**Supplied records:**
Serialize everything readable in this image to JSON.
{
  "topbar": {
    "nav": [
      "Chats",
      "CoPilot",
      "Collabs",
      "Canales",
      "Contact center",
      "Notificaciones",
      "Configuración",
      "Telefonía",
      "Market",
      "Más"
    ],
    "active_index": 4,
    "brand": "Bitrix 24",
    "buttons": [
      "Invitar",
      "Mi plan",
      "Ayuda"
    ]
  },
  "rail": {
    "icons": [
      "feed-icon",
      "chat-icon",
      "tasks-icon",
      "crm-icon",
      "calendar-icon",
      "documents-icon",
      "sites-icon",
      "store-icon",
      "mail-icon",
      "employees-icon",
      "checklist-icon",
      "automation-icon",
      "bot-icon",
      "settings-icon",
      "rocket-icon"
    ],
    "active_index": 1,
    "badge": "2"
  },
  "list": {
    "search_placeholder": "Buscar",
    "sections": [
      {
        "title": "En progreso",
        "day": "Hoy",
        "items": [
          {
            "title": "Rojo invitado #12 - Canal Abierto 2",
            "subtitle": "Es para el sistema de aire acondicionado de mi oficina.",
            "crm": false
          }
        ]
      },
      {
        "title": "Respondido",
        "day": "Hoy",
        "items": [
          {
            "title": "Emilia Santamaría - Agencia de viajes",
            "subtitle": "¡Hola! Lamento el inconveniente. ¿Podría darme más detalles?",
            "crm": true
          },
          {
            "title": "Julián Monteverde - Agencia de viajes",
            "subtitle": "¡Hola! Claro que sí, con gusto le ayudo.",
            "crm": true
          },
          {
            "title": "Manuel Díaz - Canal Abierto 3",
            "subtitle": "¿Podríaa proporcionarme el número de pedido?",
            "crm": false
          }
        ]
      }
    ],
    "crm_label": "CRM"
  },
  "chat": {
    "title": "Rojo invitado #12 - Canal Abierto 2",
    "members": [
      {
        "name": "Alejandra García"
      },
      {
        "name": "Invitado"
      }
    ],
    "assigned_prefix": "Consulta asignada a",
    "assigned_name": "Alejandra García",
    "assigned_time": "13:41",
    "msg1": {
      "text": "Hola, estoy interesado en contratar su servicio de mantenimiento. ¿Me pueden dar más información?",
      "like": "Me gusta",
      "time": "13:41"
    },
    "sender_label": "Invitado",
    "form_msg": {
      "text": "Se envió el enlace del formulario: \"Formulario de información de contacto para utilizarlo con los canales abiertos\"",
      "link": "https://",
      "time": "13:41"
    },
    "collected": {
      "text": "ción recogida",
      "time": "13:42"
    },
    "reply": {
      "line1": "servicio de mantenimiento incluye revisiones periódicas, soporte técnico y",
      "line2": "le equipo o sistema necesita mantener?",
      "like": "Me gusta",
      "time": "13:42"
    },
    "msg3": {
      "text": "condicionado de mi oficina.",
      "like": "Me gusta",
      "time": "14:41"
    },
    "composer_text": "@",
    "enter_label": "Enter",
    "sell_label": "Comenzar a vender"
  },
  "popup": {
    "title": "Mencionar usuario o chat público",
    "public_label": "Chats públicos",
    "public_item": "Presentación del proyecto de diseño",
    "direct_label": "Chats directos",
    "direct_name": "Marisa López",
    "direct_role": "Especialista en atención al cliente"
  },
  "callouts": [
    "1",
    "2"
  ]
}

**Exercise objective:**
Look through the lines above and collect those with the word "Agencia".

**Exercise solution:**
            "title": "Emilia Santamaría - Agencia de viajes",
            "title": "Julián Monteverde - Agencia de viajes",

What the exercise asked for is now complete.